Problem requirements:
Search the material below for the string "icon" and list each line that holds it.

Data entries:
....
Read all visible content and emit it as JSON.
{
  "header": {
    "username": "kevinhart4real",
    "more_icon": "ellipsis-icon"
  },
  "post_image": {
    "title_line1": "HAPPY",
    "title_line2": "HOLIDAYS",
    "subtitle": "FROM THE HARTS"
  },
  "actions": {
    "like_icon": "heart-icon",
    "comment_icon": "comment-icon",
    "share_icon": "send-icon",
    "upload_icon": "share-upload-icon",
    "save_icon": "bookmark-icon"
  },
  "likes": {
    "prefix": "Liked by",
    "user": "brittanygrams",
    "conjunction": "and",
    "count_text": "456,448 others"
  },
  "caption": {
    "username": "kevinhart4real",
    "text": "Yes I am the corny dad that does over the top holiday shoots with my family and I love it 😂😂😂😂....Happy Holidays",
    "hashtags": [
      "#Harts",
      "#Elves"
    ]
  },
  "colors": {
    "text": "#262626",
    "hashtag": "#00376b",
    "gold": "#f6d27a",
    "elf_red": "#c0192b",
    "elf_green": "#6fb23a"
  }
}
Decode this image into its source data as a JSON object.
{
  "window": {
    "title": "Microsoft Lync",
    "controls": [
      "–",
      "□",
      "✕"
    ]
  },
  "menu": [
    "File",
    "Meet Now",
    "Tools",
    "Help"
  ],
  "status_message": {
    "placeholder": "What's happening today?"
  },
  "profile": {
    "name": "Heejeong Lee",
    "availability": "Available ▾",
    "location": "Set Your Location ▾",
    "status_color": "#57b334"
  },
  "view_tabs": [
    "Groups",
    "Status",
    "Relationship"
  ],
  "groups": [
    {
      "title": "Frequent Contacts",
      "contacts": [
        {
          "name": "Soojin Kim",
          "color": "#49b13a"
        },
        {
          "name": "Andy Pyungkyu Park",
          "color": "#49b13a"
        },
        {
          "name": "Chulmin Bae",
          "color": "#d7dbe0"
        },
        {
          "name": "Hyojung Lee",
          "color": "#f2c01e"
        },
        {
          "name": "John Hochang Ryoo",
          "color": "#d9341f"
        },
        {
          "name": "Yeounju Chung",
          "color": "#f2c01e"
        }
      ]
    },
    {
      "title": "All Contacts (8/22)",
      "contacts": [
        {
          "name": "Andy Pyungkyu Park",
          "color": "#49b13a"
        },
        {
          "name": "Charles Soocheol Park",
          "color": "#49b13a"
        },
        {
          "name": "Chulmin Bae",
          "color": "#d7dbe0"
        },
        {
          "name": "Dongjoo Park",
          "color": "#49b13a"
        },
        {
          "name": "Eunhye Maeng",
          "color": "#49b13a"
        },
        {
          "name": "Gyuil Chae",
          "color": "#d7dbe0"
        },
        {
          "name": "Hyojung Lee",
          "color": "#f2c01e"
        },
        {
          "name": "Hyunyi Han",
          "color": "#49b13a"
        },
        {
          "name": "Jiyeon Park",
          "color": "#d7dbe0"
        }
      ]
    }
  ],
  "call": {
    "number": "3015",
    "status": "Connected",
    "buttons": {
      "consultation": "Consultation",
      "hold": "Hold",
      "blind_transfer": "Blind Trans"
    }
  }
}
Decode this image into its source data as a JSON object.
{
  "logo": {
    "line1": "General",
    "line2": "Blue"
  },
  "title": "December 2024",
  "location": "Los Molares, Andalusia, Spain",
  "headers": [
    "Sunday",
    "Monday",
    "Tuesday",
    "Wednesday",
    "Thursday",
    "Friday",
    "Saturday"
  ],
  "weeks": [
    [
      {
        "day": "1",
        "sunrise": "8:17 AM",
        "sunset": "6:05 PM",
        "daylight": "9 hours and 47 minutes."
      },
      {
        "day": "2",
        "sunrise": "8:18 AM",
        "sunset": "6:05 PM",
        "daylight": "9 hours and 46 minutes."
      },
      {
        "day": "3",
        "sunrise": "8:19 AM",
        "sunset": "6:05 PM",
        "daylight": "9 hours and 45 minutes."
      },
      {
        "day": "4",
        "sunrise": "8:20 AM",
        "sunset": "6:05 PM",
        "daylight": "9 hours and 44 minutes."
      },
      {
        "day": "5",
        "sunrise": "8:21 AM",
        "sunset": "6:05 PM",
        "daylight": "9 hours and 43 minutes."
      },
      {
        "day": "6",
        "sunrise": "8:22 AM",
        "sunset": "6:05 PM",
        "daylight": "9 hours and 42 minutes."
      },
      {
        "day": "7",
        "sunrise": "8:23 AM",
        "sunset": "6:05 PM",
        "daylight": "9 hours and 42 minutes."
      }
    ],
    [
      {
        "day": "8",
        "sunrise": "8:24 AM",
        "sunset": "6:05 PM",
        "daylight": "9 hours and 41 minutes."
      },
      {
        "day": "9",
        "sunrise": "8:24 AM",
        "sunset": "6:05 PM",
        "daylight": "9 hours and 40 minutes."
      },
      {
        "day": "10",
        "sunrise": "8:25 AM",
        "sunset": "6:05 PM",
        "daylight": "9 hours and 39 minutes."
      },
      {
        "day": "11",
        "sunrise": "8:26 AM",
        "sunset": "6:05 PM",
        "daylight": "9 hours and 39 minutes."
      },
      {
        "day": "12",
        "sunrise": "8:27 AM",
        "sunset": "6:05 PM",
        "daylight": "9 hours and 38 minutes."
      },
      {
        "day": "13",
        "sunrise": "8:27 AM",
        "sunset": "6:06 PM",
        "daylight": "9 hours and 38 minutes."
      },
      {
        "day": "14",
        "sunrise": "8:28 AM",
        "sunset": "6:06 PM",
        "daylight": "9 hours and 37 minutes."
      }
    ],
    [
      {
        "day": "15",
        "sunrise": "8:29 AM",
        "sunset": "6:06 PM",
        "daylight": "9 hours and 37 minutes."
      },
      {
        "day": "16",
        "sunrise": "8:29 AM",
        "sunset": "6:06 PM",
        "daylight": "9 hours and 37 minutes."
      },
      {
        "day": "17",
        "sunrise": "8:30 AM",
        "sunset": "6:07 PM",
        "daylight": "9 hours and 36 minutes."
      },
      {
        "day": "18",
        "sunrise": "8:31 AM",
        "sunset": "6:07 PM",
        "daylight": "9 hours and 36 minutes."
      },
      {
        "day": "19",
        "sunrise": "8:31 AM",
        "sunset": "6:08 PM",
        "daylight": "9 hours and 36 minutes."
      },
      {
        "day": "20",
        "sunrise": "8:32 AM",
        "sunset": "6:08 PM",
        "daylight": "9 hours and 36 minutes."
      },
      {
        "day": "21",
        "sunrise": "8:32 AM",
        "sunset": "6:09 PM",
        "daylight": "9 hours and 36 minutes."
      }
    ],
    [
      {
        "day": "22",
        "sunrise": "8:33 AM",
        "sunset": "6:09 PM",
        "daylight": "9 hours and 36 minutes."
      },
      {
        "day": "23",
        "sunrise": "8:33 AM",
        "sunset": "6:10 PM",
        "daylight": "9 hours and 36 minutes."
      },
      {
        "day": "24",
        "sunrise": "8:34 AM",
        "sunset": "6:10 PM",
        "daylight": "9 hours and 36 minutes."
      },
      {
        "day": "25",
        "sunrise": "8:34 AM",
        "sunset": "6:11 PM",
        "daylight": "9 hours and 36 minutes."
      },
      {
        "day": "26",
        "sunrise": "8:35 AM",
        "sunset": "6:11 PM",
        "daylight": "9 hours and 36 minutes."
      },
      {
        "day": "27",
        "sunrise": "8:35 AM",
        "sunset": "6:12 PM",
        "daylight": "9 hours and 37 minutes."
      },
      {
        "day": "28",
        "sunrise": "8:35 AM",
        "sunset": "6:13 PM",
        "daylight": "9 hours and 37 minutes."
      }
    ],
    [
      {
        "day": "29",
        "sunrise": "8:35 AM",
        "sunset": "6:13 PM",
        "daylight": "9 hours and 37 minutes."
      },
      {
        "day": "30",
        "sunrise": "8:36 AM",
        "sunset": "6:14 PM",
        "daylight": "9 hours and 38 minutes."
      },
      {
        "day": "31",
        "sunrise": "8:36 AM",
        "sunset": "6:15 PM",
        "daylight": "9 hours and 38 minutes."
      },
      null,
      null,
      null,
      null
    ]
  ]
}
....
Expected answer:
    "more_icon": "ellipsis-icon"
    "like_icon": "heart-icon",
    "comment_icon": "comment-icon",
    "share_icon": "send-icon",
    "upload_icon": "share-upload-icon",
    "save_icon": "bookmark-icon"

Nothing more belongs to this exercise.